**TASK GOAL**. Show all lines that include the string "mailru"; copy each one.

Stored data:

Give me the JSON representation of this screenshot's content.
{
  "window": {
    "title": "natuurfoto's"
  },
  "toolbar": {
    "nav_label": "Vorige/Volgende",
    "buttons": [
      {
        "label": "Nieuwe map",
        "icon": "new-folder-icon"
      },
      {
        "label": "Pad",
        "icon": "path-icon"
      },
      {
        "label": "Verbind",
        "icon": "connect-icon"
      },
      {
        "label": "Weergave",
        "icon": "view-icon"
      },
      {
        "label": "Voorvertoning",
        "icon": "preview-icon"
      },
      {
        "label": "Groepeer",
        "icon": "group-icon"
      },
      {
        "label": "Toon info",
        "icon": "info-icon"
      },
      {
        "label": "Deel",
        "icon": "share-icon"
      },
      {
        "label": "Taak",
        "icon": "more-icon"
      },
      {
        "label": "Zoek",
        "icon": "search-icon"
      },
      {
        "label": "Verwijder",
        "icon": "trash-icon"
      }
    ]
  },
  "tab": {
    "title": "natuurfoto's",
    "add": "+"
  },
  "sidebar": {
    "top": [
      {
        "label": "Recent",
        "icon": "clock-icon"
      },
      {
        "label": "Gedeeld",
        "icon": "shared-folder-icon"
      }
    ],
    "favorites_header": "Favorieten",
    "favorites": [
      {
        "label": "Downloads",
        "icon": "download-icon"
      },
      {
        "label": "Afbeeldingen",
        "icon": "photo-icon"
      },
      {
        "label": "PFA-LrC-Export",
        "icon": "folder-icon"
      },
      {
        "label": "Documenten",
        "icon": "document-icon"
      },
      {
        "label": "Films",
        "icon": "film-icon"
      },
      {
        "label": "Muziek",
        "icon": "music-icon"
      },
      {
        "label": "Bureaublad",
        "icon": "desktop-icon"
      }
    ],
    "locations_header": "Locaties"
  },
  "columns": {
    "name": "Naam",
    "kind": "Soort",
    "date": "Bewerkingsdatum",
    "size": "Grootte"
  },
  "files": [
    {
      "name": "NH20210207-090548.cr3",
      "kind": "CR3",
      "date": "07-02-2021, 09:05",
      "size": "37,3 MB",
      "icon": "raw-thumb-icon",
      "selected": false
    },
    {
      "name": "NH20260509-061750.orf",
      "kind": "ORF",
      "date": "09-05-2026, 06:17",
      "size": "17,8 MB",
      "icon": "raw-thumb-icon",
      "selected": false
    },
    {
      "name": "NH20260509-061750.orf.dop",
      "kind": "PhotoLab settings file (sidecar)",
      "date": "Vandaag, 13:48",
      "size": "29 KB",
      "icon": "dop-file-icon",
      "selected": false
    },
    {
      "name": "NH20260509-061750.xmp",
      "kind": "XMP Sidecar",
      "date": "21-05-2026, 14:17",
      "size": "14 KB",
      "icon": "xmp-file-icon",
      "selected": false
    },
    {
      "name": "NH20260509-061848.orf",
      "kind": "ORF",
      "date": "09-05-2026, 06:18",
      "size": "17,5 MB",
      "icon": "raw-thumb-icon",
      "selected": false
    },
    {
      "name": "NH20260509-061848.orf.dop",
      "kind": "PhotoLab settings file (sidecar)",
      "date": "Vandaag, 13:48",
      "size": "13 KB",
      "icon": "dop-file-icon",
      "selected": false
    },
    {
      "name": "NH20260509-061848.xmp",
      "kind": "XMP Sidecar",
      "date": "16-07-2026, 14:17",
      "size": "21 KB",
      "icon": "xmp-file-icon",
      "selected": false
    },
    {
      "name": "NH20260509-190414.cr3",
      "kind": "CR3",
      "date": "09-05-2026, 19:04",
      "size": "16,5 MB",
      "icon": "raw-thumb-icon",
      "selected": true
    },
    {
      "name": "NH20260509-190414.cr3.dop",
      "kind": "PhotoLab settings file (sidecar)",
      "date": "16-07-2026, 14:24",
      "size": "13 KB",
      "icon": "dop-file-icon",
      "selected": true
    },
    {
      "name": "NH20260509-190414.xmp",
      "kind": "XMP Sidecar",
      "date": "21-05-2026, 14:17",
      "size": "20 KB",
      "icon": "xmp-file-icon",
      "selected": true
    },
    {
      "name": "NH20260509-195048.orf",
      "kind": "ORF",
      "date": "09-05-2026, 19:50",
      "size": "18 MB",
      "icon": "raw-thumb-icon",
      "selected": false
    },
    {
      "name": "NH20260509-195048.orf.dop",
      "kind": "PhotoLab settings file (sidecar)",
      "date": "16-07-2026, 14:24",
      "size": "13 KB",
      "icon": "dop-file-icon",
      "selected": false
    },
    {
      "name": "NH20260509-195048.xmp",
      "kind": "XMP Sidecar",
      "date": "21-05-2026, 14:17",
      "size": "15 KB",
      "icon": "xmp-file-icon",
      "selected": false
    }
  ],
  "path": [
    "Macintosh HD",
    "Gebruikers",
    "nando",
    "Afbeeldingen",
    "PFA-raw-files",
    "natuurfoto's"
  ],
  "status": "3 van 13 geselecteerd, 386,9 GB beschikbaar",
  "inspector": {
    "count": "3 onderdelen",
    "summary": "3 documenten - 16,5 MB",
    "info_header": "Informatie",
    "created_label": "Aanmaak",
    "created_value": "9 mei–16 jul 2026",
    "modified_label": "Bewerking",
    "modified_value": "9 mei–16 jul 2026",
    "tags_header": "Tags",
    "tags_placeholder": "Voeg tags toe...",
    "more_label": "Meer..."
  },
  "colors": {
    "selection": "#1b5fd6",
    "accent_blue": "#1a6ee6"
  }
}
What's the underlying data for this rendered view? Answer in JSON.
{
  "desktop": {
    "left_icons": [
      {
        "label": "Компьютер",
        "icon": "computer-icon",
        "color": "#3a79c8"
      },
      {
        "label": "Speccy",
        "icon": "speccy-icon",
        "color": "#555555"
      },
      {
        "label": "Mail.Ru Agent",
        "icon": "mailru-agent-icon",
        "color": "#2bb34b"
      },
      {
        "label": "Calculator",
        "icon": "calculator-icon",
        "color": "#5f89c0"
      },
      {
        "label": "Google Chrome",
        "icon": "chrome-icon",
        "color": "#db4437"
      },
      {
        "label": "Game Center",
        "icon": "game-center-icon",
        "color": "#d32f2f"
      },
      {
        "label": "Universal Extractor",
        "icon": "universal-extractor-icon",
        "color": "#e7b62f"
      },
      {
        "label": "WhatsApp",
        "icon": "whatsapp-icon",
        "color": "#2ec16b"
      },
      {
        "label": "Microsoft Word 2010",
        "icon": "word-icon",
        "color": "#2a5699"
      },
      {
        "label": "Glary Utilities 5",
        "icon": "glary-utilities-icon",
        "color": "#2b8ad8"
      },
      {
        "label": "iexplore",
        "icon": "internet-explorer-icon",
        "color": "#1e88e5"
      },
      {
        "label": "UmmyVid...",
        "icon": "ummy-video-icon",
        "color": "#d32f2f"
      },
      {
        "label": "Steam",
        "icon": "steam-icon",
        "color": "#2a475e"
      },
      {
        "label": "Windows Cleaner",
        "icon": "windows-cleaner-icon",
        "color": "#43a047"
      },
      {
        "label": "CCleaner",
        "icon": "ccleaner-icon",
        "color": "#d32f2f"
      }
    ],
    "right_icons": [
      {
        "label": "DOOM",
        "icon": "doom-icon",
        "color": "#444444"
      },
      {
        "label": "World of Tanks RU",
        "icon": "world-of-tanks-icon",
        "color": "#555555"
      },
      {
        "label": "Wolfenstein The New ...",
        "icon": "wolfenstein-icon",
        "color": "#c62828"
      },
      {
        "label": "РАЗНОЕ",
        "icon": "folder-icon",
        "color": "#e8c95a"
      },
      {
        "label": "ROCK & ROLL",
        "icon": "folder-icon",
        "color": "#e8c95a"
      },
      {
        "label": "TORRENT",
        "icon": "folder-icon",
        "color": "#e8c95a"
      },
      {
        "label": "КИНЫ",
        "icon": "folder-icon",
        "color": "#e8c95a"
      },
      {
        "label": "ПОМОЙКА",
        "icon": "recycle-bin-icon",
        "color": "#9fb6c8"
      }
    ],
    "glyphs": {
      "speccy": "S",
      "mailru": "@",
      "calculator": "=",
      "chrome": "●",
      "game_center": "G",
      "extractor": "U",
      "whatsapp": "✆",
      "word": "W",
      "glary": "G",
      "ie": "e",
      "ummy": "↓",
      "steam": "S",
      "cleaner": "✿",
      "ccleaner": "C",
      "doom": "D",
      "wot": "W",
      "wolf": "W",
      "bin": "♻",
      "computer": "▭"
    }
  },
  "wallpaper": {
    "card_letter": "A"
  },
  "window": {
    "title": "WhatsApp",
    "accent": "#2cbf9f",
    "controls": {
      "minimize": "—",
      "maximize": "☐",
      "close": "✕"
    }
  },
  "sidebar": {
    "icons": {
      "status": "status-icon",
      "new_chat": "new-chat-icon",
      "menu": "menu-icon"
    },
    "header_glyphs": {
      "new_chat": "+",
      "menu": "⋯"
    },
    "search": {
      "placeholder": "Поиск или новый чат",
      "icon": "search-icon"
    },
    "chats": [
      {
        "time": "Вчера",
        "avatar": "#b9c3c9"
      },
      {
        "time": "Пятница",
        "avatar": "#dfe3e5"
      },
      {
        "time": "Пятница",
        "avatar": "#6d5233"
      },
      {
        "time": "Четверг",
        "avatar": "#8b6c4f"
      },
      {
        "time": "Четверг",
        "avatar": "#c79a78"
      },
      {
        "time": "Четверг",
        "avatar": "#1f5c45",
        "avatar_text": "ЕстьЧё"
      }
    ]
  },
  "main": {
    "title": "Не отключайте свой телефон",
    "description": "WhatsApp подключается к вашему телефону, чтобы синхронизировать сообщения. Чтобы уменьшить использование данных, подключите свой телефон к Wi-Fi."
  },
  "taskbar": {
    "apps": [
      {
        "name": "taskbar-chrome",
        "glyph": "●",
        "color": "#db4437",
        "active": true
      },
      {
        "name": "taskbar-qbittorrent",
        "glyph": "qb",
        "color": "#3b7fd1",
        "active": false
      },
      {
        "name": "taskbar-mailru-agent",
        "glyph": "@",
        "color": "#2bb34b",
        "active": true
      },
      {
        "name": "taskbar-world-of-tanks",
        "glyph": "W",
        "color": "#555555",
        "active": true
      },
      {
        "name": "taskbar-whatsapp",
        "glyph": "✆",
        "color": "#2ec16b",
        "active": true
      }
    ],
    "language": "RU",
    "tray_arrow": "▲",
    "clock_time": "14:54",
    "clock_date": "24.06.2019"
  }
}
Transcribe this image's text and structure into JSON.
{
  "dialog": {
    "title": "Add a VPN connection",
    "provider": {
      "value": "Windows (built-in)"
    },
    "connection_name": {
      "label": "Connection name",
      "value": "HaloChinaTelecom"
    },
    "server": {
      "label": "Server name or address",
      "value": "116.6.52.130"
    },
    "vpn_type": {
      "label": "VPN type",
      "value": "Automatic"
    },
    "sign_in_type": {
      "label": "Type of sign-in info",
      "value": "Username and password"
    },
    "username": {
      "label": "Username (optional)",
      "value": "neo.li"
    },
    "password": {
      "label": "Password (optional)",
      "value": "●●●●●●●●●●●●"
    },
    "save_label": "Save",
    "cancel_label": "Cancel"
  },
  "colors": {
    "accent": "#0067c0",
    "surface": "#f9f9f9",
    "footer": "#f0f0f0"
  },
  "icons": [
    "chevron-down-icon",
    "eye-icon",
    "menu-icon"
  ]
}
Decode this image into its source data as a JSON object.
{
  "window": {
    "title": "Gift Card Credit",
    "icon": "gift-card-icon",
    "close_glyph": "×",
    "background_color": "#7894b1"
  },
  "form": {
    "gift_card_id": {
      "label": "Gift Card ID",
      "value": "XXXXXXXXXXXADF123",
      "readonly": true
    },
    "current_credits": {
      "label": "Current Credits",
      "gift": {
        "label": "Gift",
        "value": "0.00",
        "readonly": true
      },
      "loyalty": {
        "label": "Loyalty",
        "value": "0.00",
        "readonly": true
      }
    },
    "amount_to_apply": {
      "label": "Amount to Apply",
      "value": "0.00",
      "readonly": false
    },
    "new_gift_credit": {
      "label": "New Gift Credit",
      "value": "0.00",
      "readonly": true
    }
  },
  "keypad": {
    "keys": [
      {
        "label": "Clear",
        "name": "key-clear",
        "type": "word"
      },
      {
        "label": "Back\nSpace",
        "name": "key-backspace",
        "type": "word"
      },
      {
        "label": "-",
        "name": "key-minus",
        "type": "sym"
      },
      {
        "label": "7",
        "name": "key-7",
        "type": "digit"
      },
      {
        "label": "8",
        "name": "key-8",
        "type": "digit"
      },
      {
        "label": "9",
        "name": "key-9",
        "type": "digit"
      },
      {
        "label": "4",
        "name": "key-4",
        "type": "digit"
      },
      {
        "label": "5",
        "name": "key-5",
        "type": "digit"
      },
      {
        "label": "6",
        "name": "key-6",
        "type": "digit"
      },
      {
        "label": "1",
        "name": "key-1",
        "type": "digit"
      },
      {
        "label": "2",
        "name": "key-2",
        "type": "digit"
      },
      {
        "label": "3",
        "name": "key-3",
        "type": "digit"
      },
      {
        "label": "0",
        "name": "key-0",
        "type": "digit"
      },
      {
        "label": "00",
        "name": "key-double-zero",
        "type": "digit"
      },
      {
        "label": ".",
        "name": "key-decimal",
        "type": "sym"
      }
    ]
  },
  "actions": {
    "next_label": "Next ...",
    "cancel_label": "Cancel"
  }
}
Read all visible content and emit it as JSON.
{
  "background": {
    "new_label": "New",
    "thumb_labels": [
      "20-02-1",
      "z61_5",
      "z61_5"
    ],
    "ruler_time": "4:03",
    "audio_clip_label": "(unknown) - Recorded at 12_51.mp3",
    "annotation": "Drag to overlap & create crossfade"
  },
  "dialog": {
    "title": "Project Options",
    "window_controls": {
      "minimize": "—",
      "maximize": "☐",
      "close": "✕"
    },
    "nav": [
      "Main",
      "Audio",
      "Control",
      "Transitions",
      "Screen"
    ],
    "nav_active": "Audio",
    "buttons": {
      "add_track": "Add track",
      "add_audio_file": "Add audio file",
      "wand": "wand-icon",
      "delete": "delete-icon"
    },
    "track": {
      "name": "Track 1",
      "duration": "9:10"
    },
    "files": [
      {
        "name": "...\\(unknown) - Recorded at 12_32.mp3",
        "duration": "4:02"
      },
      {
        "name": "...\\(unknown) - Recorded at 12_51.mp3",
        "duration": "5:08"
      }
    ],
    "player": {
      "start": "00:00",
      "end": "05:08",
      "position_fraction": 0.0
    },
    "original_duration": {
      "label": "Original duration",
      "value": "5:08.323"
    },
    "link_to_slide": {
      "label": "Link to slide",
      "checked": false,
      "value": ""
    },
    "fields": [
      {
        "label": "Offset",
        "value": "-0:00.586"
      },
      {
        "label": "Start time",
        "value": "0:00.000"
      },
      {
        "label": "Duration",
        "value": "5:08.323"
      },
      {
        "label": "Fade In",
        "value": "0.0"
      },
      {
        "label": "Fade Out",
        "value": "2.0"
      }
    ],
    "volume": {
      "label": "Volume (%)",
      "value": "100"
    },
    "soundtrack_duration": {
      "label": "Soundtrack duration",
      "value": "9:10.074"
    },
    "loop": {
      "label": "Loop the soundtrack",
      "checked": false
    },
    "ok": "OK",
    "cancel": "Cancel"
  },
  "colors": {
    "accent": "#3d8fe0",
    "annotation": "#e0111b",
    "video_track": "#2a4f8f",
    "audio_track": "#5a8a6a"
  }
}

**SOLVED PROBLEM**.
        "icon": "mailru-agent-icon",
      "mailru": "@",
        "name": "taskbar-mailru-agent",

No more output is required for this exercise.